## Task details
Wherever the word "ordered" appears in a line, extract that line.

Rows from a dataset:
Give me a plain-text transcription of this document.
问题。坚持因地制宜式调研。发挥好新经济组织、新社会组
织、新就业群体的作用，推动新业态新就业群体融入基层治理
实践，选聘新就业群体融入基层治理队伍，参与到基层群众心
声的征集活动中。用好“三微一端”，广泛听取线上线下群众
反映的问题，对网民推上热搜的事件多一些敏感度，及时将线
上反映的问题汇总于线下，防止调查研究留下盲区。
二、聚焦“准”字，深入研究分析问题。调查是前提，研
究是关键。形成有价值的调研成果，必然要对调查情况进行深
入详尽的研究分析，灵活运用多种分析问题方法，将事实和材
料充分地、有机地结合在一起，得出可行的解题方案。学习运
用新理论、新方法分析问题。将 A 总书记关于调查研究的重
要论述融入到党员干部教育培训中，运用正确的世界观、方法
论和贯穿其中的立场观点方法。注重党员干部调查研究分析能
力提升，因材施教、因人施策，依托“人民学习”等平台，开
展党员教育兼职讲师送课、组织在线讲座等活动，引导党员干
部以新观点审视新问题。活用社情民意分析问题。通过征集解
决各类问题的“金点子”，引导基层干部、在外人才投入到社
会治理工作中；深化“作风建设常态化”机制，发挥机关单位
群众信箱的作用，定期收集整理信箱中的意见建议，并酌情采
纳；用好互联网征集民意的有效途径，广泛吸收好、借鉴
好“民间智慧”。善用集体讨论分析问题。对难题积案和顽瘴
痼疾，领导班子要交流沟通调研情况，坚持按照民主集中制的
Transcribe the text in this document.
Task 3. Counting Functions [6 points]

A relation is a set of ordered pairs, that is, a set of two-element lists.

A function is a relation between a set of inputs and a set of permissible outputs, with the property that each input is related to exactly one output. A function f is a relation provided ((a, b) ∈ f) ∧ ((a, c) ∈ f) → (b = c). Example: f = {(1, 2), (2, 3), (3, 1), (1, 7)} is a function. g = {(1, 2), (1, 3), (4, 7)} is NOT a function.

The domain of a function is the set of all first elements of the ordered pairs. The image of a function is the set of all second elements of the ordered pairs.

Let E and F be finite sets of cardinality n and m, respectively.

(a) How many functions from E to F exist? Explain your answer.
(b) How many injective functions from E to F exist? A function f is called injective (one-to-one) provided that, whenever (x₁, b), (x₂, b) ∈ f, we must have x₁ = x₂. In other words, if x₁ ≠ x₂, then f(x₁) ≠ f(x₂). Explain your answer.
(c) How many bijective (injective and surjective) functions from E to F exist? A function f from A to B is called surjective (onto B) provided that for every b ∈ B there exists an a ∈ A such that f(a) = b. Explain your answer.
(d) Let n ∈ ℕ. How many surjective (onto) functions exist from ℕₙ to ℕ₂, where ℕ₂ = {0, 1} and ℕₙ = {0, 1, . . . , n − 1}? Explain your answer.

## Task solution
A relation is a set of ordered pairs, that is, a set of two-element lists.
The domain of a function is the set of all first elements of the ordered pairs. The image of a function is the set of all second elements of the ordered pairs.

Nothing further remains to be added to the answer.